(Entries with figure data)
════════════════════
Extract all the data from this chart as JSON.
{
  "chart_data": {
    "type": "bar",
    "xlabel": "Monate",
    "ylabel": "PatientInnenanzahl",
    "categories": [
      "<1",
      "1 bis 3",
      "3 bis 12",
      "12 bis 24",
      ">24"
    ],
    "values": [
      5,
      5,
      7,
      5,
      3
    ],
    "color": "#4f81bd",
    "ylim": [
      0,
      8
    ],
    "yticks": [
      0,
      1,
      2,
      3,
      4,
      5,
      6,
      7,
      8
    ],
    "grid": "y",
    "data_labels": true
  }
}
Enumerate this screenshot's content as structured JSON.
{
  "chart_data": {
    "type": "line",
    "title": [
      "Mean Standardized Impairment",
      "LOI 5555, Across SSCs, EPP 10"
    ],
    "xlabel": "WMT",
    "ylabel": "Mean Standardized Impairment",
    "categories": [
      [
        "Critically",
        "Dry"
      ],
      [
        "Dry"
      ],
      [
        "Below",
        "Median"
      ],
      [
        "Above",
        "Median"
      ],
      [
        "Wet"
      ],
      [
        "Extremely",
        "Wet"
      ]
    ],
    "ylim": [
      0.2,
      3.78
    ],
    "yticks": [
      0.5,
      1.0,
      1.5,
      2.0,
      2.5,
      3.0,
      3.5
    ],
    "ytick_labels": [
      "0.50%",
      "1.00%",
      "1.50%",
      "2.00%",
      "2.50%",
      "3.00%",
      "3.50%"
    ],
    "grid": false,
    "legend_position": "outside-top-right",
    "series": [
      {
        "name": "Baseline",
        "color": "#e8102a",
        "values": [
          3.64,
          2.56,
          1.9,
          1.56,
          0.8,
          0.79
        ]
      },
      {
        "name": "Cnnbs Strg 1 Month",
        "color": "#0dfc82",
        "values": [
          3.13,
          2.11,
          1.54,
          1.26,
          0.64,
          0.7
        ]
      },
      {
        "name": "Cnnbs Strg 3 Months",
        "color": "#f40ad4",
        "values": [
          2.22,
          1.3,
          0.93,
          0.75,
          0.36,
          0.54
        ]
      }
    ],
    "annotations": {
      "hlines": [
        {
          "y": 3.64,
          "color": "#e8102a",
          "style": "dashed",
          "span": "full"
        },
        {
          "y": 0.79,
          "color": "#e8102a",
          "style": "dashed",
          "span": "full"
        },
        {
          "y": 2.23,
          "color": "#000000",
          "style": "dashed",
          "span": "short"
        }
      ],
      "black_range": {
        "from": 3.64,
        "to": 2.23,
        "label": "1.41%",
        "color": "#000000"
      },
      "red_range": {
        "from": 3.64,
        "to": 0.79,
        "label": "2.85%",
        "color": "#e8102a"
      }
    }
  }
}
════════════════════
▸ **WHAT THE TASK ASKS**: Give every line of the material that includes the string "name".

▸ **THE RESULT**:
        "name": "Baseline",
        "name": "Cnnbs Strg 1 Month",
        "name": "Cnnbs Strg 3 Months",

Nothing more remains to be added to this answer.